(Data listing)
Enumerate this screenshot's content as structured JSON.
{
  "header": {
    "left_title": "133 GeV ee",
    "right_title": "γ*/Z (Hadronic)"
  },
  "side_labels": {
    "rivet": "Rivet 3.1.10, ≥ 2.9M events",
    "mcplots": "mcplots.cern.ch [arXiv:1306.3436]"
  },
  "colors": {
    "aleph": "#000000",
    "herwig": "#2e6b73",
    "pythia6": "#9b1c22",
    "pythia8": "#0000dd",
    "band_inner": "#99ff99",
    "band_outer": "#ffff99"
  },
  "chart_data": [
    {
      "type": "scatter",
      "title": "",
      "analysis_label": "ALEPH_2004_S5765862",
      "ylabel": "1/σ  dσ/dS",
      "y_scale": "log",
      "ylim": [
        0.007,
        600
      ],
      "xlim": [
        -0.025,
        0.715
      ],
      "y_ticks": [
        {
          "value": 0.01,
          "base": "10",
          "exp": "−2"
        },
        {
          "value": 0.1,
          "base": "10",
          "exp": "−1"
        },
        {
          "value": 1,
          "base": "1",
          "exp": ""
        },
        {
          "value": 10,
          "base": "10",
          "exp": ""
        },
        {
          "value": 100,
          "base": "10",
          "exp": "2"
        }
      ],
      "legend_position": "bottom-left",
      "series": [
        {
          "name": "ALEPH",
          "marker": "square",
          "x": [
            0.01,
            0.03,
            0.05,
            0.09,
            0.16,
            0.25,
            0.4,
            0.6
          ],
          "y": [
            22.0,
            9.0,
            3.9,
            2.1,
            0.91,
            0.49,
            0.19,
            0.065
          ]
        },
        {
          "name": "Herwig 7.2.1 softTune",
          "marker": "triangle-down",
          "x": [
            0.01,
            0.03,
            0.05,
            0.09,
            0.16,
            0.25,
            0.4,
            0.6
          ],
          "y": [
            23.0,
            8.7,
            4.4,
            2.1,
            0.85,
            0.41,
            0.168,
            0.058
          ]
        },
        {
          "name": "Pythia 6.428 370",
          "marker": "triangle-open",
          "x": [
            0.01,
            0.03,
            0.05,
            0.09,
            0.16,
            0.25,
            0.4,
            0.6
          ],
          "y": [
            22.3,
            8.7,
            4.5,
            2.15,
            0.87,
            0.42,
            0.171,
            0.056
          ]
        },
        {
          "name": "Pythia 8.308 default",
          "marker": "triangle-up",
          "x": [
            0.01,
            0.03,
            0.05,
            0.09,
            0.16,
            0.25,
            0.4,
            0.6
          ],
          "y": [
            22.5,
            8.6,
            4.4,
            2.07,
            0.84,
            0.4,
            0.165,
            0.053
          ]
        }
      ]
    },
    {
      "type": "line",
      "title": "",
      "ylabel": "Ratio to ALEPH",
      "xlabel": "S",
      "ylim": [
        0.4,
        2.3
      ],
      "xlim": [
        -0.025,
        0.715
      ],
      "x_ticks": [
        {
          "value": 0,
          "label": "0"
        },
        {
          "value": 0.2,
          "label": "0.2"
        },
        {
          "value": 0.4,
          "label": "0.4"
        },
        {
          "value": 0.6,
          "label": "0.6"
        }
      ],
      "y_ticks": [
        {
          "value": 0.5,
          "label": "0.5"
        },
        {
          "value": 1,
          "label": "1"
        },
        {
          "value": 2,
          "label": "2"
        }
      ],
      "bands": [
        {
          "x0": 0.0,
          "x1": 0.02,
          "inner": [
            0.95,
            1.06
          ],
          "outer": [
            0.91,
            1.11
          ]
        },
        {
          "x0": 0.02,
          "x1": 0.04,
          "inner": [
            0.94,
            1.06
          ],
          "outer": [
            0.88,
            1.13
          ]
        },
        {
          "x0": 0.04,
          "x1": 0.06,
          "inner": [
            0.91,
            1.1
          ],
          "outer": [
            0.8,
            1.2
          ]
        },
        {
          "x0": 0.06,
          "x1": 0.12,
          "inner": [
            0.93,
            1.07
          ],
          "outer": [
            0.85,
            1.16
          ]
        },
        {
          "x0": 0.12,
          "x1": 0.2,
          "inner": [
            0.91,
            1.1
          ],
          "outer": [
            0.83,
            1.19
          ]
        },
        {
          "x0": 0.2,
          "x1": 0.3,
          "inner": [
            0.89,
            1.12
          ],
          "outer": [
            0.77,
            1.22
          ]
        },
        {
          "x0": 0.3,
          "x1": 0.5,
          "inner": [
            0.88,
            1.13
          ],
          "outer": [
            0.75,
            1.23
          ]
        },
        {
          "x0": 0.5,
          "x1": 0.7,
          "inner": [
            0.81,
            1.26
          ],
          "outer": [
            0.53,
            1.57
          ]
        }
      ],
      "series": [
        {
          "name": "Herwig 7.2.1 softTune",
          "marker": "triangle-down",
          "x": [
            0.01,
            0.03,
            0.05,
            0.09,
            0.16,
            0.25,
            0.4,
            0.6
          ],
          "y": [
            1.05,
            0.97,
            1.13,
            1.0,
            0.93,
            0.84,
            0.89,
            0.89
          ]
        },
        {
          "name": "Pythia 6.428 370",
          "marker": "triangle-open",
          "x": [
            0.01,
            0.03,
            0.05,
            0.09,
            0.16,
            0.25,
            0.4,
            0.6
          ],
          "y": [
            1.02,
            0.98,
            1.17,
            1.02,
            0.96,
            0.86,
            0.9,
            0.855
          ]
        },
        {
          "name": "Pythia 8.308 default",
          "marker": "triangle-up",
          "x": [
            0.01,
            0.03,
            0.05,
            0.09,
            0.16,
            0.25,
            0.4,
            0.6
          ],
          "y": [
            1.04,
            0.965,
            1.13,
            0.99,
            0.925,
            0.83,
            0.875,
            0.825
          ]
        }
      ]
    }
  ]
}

*Work required*: Your task is to extract all of the records exactly.

*Task answer*:
Enumerate this screenshot's content as structured JSON.
{
  "header": {
    "left_title": "133 GeV ee",
    "right_title": "γ*/Z (Hadronic)"
  },
  "side_labels": {
    "rivet": "Rivet 3.1.10, ≥ 2.9M events",
    "mcplots": "mcplots.cern.ch [arXiv:1306.3436]"
  },
  "colors": {
    "aleph": "#000000",
    "herwig": "#2e6b73",
    "pythia6": "#9b1c22",
    "pythia8": "#0000dd",
    "band_inner": "#99ff99",
    "band_outer": "#ffff99"
  },
  "chart_data": [
    {
      "type": "scatter",
      "title": "",
      "analysis_label": "ALEPH_2004_S5765862",
      "ylabel": "1/σ  dσ/dS",
      "y_scale": "log",
      "ylim": [
        0.007,
        600
      ],
      "xlim": [
        -0.025,
        0.715
      ],
      "y_ticks": [
        {
          "value": 0.01,
          "base": "10",
          "exp": "−2"
        },
        {
          "value": 0.1,
          "base": "10",
          "exp": "−1"
        },
        {
          "value": 1,
          "base": "1",
          "exp": ""
        },
        {
          "value": 10,
          "base": "10",
          "exp": ""
        },
        {
          "value": 100,
          "base": "10",
          "exp": "2"
        }
      ],
      "legend_position": "bottom-left",
      "series": [
        {
          "name": "ALEPH",
          "marker": "square",
          "x": [
            0.01,
            0.03,
            0.05,
            0.09,
            0.16,
            0.25,
            0.4,
            0.6
          ],
          "y": [
            22.0,
            9.0,
            3.9,
            2.1,
            0.91,
            0.49,
            0.19,
            0.065
          ]
        },
        {
          "name": "Herwig 7.2.1 softTune",
          "marker": "triangle-down",
          "x": [
            0.01,
            0.03,
            0.05,
            0.09,
            0.16,
            0.25,
            0.4,
            0.6
          ],
          "y": [
            23.0,
            8.7,
            4.4,
            2.1,
            0.85,
            0.41,
            0.168,
            0.058
          ]
        },
        {
          "name": "Pythia 6.428 370",
          "marker": "triangle-open",
          "x": [
            0.01,
            0.03,
            0.05,
            0.09,
            0.16,
            0.25,
            0.4,
            0.6
          ],
          "y": [
            22.3,
            8.7,
            4.5,
            2.15,
            0.87,
            0.42,
            0.171,
            0.056
          ]
        },
        {
          "name": "Pythia 8.308 default",
          "marker": "triangle-up",
          "x": [
            0.01,
            0.03,
            0.05,
            0.09,
            0.16,
            0.25,
            0.4,
            0.6
          ],
          "y": [
            22.5,
            8.6,
            4.4,
            2.07,
            0.84,
            0.4,
            0.165,
            0.053
          ]
        }
      ]
    },
    {
      "type": "line",
      "title": "",
      "ylabel": "Ratio to ALEPH",
      "xlabel": "S",
      "ylim": [
        0.4,
        2.3
      ],
      "xlim": [
        -0.025,
        0.715
      ],
      "x_ticks": [
        {
          "value": 0,
          "label": "0"
        },
        {
          "value": 0.2,
          "label": "0.2"
        },
        {
          "value": 0.4,
          "label": "0.4"
        },
        {
          "value": 0.6,
          "label": "0.6"
        }
      ],
      "y_ticks": [
        {
          "value": 0.5,
          "label": "0.5"
        },
        {
          "value": 1,
          "label": "1"
        },
        {
          "value": 2,
          "label": "2"
        }
      ],
      "bands": [
        {
          "x0": 0.0,
          "x1": 0.02,
          "inner": [
            0.95,
            1.06
          ],
          "outer": [
            0.91,
            1.11
          ]
        },
        {
          "x0": 0.02,
          "x1": 0.04,
          "inner": [
            0.94,
            1.06
          ],
          "outer": [
            0.88,
            1.13
          ]
        },
        {
          "x0": 0.04,
          "x1": 0.06,
          "inner": [
            0.91,
            1.1
          ],
          "outer": [
            0.8,
            1.2
          ]
        },
        {
          "x0": 0.06,
          "x1": 0.12,
          "inner": [
            0.93,
            1.07
          ],
          "outer": [
            0.85,
            1.16
          ]
        },
        {
          "x0": 0.12,
          "x1": 0.2,
          "inner": [
            0.91,
            1.1
          ],
          "outer": [
            0.83,
            1.19
          ]
        },
        {
          "x0": 0.2,
          "x1": 0.3,
          "inner": [
            0.89,
            1.12
          ],
          "outer": [
            0.77,
            1.22
          ]
        },
        {
          "x0": 0.3,
          "x1": 0.5,
          "inner": [
            0.88,
            1.13
          ],
          "outer": [
            0.75,
            1.23
          ]
        },
        {
          "x0": 0.5,
          "x1": 0.7,
          "inner": [
            0.81,
            1.26
          ],
          "outer": [
            0.53,
            1.57
          ]
        }
      ],
      "series": [
        {
          "name": "Herwig 7.2.1 softTune",
          "marker": "triangle-down",
          "x": [
            0.01,
            0.03,
            0.05,
            0.09,
            0.16,
            0.25,
            0.4,
            0.6
          ],
          "y": [
            1.05,
            0.97,
            1.13,
            1.0,
            0.93,
            0.84,
            0.89,
            0.89
          ]
        },
        {
          "name": "Pythia 6.428 370",
          "marker": "triangle-open",
          "x": [
            0.01,
            0.03,
            0.05,
            0.09,
            0.16,
            0.25,
            0.4,
            0.6
          ],
          "y": [
            1.02,
            0.98,
            1.17,
            1.02,
            0.96,
            0.86,
            0.9,
            0.855
          ]
        },
        {
          "name": "Pythia 8.308 default",
          "marker": "triangle-up",
          "x": [
            0.01,
            0.03,
            0.05,
            0.09,
            0.16,
            0.25,
            0.4,
            0.6
          ],
          "y": [
            1.04,
            0.965,
            1.13,
            0.99,
            0.925,
            0.83,
            0.875,
            0.825
          ]
        }
      ]
    }
  ]
}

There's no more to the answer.